● AIM
Quote the records below in full, exactly as given, with the images taken out.

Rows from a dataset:
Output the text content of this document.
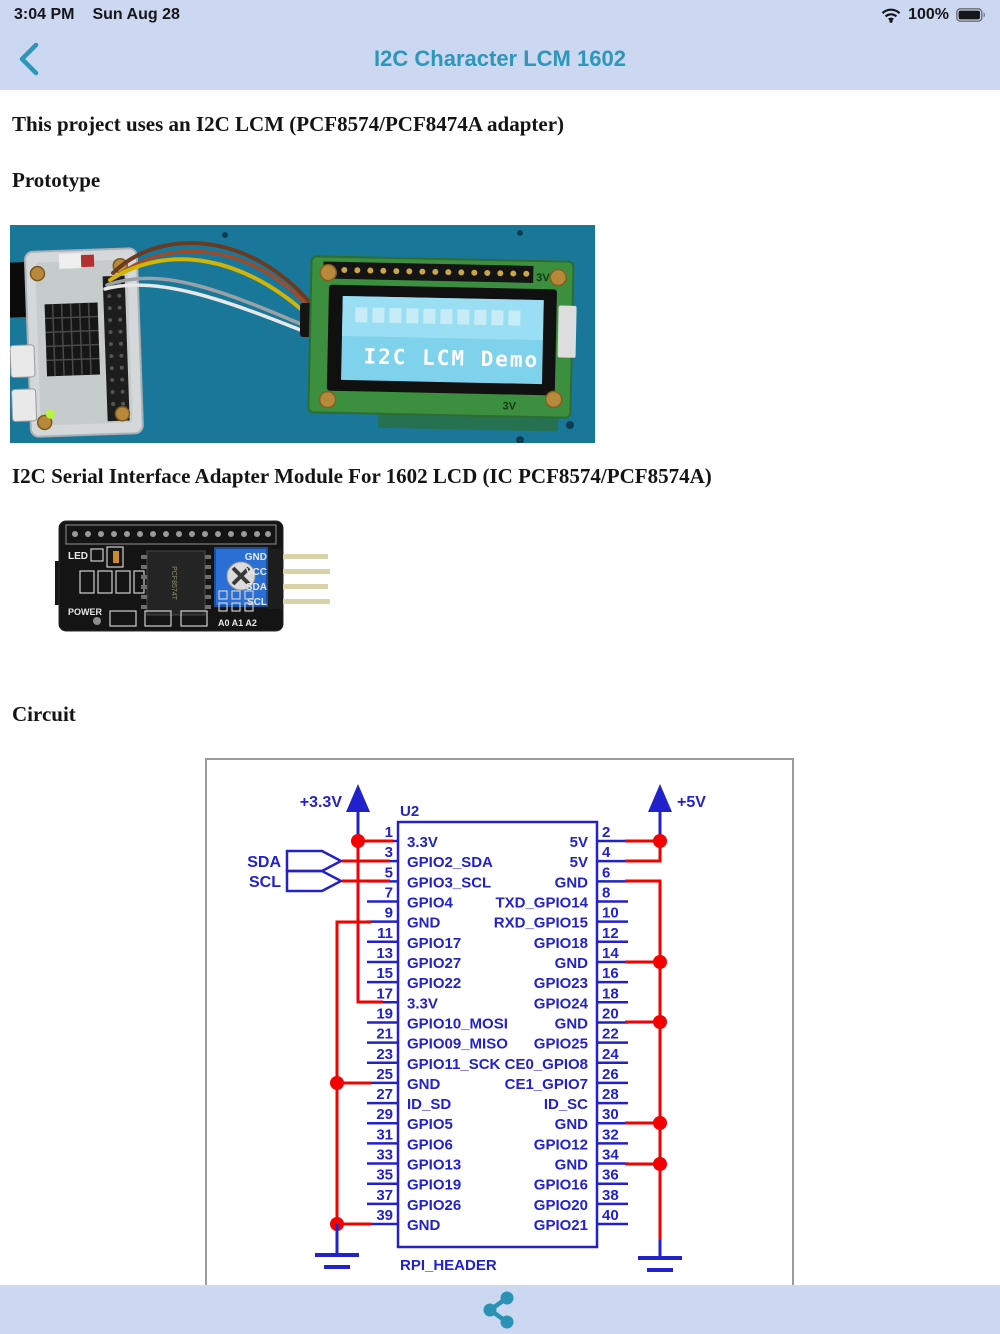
3:04 PM Sun Aug 28	100%
I2C Character LCM 1602
This project uses an I2C LCM (PCF8574/PCF8474A adapter)
Prototype
I2C Serial Interface Adapter Module For 1602 LCD (IC PCF8574/PCF8574A)
Circuit
I2C LCM Demo
3V
3V
LED
PCF8574T
GND
VCC
SDA
SCL
POWER
A0 A1 A2
U2
RPI_HEADER
1
3.3V
3
GPIO2_SDA
5
GPIO3_SCL
7
GPIO4
9
GND
11
GPIO17
13
GPIO27
15
GPIO22
17
3.3V
19
GPIO10_MOSI
21
GPIO09_MISO
23
GPIO11_SCK
25
GND
27
ID_SD
29
GPIO5
31
GPIO6
33
GPIO13
35
GPIO19
37
GPIO26
39
GND
2
5V
4
5V
6
GND
8
TXD_GPIO14
10
RXD_GPIO15
12
GPIO18
14
GND
16
GPIO23
18
GPIO24
20
GND
22
GPIO25
24
CE0_GPIO8
26
CE1_GPIO7
28
ID_SC
30
GND
32
GPIO12
34
GND
36
GPIO16
38
GPIO20
40
GPIO21
+3.3V	+5V
SDA
SCL
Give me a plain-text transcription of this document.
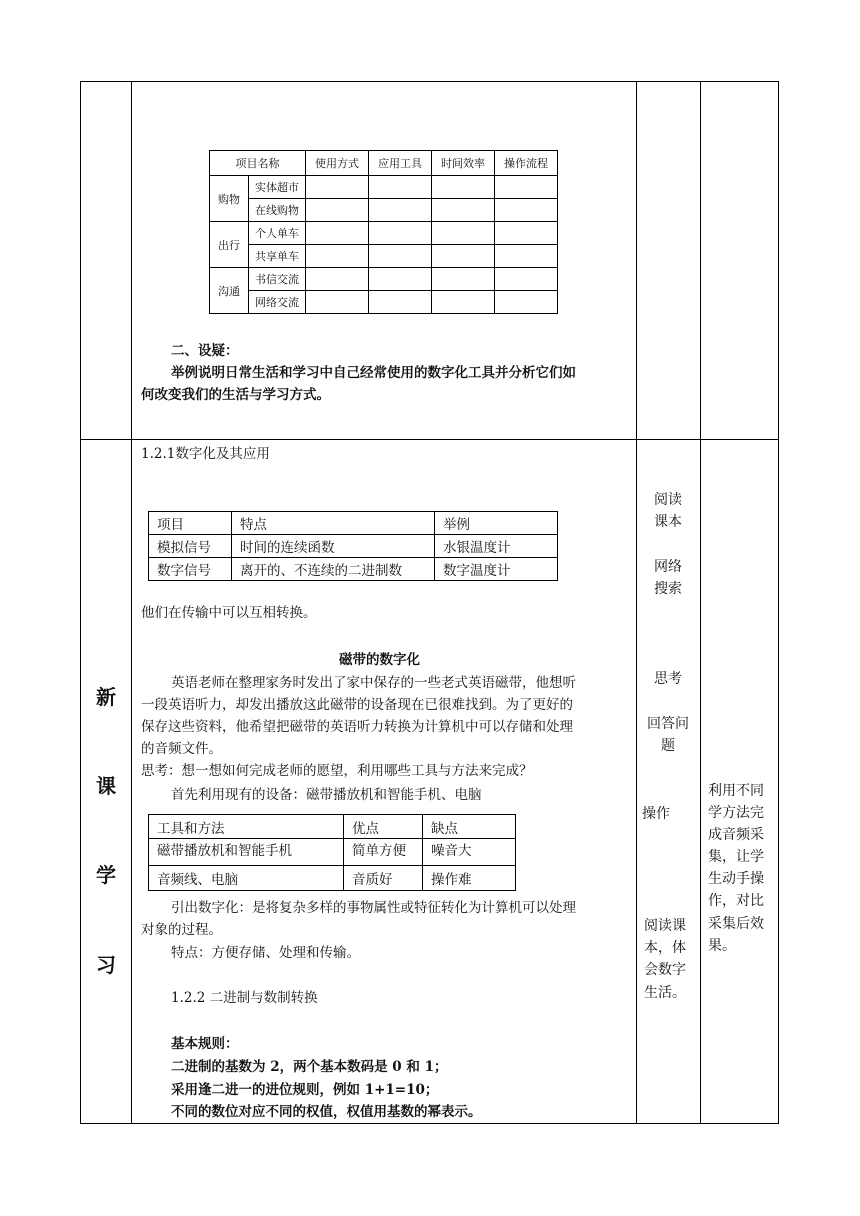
项目名称		使用方式	应用工具	时间效率	操作流程
购物	实体超市				
	在线购物				
出行	个人单车				
	共享单车				
沟通	书信交流				
	网络交流				
二、设疑：
举例说明日常生活和学习中自己经常使用的数字化工具并分析它们如
何改变我们的生活与学习方式。
新
课
学
习
1.2.1数字化及其应用
项目	特点	举例
模拟信号	时间的连续函数	水银温度计
数字信号	离开的、不连续的二进制数	数字温度计
他们在传输中可以互相转换。
磁带的数字化
英语老师在整理家务时发出了家中保存的一些老式英语磁带，他想听
一段英语听力，却发出播放这此磁带的设备现在已很难找到。为了更好的
保存这些资料，他希望把磁带的英语听力转换为计算机中可以存储和处理
的音频文件。
思考：想一想如何完成老师的愿望，利用哪些工具与方法来完成？
首先利用现有的设备：磁带播放机和智能手机、电脑
工具和方法	优点	缺点
磁带播放机和智能手机	简单方便	噪音大
音频线、电脑	音质好	操作难
引出数字化：是将复杂多样的事物属性或特征转化为计算机可以处理
对象的过程。
特点：方便存储、处理和传输。
1.2.2 二进制与数制转换
基本规则：
二进制的基数为 2，两个基本数码是 0 和 1；
采用逢二进一的进位规则，例如 1+1=10；
不同的数位对应不同的权值，权值用基数的幂表示。
阅读
课本
网络
搜索
思考
回答问
题
操作
阅读课
本，体
会数字
生活。
利用不同
学方法完
成音频采
集，让学
生动手操
作，对比
采集后效
果。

● THE RESPONSE
Output the text content of this document.
3:04 PM Sun Aug 28	100%
I2C Character LCM 1602
This project uses an I2C LCM (PCF8574/PCF8474A adapter)
Prototype
I2C Serial Interface Adapter Module For 1602 LCD (IC PCF8574/PCF8574A)
Circuit
I2C LCM Demo
3V
3V
LED
PCF8574T
GND
VCC
SDA
SCL
POWER
A0 A1 A2
U2
RPI_HEADER
1
3.3V
3
GPIO2_SDA
5
GPIO3_SCL
7
GPIO4
9
GND
11
GPIO17
13
GPIO27
15
GPIO22
17
3.3V
19
GPIO10_MOSI
21
GPIO09_MISO
23
GPIO11_SCK
25
GND
27
ID_SD
29
GPIO5
31
GPIO6
33
GPIO13
35
GPIO19
37
GPIO26
39
GND
2
5V
4
5V
6
GND
8
TXD_GPIO14
10
RXD_GPIO15
12
GPIO18
14
GND
16
GPIO23
18
GPIO24
20
GND
22
GPIO25
24
CE0_GPIO8
26
CE1_GPIO7
28
ID_SC
30
GND
32
GPIO12
34
GND
36
GPIO16
38
GPIO20
40
GPIO21
+3.3V	+5V
SDA
SCL
Give me a plain-text transcription of this document.
项目名称		使用方式	应用工具	时间效率	操作流程
购物	实体超市				
	在线购物				
出行	个人单车				
	共享单车				
沟通	书信交流				
	网络交流				
二、设疑：
举例说明日常生活和学习中自己经常使用的数字化工具并分析它们如
何改变我们的生活与学习方式。
新
课
学
习
1.2.1数字化及其应用
项目	特点	举例
模拟信号	时间的连续函数	水银温度计
数字信号	离开的、不连续的二进制数	数字温度计
他们在传输中可以互相转换。
磁带的数字化
英语老师在整理家务时发出了家中保存的一些老式英语磁带，他想听
一段英语听力，却发出播放这此磁带的设备现在已很难找到。为了更好的
保存这些资料，他希望把磁带的英语听力转换为计算机中可以存储和处理
的音频文件。
思考：想一想如何完成老师的愿望，利用哪些工具与方法来完成？
首先利用现有的设备：磁带播放机和智能手机、电脑
工具和方法	优点	缺点
磁带播放机和智能手机	简单方便	噪音大
音频线、电脑	音质好	操作难
引出数字化：是将复杂多样的事物属性或特征转化为计算机可以处理
对象的过程。
特点：方便存储、处理和传输。
1.2.2 二进制与数制转换
基本规则：
二进制的基数为 2，两个基本数码是 0 和 1；
采用逢二进一的进位规则，例如 1+1=10；
不同的数位对应不同的权值，权值用基数的幂表示。
阅读
课本
网络
搜索
思考
回答问
题
操作
阅读课
本，体
会数字
生活。
利用不同
学方法完
成音频采
集，让学
生动手操
作，对比
采集后效
果。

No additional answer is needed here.